──────── Excerpted records ────────

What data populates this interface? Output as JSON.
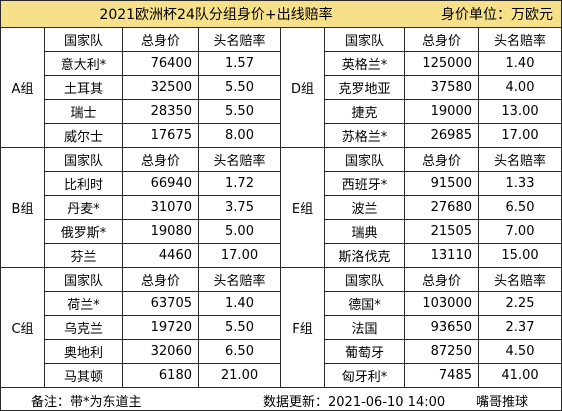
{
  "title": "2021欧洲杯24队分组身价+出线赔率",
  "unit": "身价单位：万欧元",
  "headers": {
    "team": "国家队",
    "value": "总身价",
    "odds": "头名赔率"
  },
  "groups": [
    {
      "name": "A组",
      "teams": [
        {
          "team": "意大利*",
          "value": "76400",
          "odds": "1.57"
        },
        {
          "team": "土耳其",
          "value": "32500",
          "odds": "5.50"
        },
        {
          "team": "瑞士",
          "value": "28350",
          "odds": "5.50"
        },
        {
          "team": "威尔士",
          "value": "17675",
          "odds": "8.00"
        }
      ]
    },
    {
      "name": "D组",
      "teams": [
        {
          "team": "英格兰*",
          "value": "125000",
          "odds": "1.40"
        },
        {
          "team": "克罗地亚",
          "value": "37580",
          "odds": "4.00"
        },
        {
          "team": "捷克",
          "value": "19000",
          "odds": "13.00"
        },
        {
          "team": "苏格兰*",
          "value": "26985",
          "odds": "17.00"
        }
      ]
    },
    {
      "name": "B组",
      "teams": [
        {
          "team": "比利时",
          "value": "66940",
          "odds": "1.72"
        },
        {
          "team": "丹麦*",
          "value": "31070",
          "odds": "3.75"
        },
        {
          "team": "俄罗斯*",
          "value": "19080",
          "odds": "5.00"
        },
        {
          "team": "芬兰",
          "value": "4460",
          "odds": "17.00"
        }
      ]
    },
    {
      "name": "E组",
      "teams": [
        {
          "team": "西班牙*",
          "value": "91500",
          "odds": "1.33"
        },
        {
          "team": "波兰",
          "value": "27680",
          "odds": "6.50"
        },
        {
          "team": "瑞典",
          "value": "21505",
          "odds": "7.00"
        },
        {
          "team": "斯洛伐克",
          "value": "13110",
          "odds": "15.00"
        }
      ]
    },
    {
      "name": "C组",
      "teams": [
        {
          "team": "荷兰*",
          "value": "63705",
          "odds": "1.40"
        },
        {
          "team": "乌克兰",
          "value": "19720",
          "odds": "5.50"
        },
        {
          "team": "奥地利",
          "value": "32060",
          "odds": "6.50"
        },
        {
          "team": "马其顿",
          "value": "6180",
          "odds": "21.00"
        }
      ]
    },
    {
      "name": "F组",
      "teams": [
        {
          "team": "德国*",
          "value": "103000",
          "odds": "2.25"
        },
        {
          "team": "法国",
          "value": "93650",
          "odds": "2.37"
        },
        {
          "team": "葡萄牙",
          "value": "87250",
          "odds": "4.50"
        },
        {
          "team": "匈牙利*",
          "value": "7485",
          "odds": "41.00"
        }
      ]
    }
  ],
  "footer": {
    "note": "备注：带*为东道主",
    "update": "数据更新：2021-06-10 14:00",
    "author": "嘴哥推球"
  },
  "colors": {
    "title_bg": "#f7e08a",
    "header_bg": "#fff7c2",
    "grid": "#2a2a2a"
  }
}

────────

■ What you have to do
Leave out the pictures and output every record above precisely as given.

■ Answer
What data populates this interface? Output as JSON.
{
  "title": "2021欧洲杯24队分组身价+出线赔率",
  "unit": "身价单位：万欧元",
  "headers": {
    "team": "国家队",
    "value": "总身价",
    "odds": "头名赔率"
  },
  "groups": [
    {
      "name": "A组",
      "teams": [
        {
          "team": "意大利*",
          "value": "76400",
          "odds": "1.57"
        },
        {
          "team": "土耳其",
          "value": "32500",
          "odds": "5.50"
        },
        {
          "team": "瑞士",
          "value": "28350",
          "odds": "5.50"
        },
        {
          "team": "威尔士",
          "value": "17675",
          "odds": "8.00"
        }
      ]
    },
    {
      "name": "D组",
      "teams": [
        {
          "team": "英格兰*",
          "value": "125000",
          "odds": "1.40"
        },
        {
          "team": "克罗地亚",
          "value": "37580",
          "odds": "4.00"
        },
        {
          "team": "捷克",
          "value": "19000",
          "odds": "13.00"
        },
        {
          "team": "苏格兰*",
          "value": "26985",
          "odds": "17.00"
        }
      ]
    },
    {
      "name": "B组",
      "teams": [
        {
          "team": "比利时",
          "value": "66940",
          "odds": "1.72"
        },
        {
          "team": "丹麦*",
          "value": "31070",
          "odds": "3.75"
        },
        {
          "team": "俄罗斯*",
          "value": "19080",
          "odds": "5.00"
        },
        {
          "team": "芬兰",
          "value": "4460",
          "odds": "17.00"
        }
      ]
    },
    {
      "name": "E组",
      "teams": [
        {
          "team": "西班牙*",
          "value": "91500",
          "odds": "1.33"
        },
        {
          "team": "波兰",
          "value": "27680",
          "odds": "6.50"
        },
        {
          "team": "瑞典",
          "value": "21505",
          "odds": "7.00"
        },
        {
          "team": "斯洛伐克",
          "value": "13110",
          "odds": "15.00"
        }
      ]
    },
    {
      "name": "C组",
      "teams": [
        {
          "team": "荷兰*",
          "value": "63705",
          "odds": "1.40"
        },
        {
          "team": "乌克兰",
          "value": "19720",
          "odds": "5.50"
        },
        {
          "team": "奥地利",
          "value": "32060",
          "odds": "6.50"
        },
        {
          "team": "马其顿",
          "value": "6180",
          "odds": "21.00"
        }
      ]
    },
    {
      "name": "F组",
      "teams": [
        {
          "team": "德国*",
          "value": "103000",
          "odds": "2.25"
        },
        {
          "team": "法国",
          "value": "93650",
          "odds": "2.37"
        },
        {
          "team": "葡萄牙",
          "value": "87250",
          "odds": "4.50"
        },
        {
          "team": "匈牙利*",
          "value": "7485",
          "odds": "41.00"
        }
      ]
    }
  ],
  "footer": {
    "note": "备注：带*为东道主",
    "update": "数据更新：2021-06-10 14:00",
    "author": "嘴哥推球"
  },
  "colors": {
    "title_bg": "#f7e08a",
    "header_bg": "#fff7c2",
    "grid": "#2a2a2a"
  }
}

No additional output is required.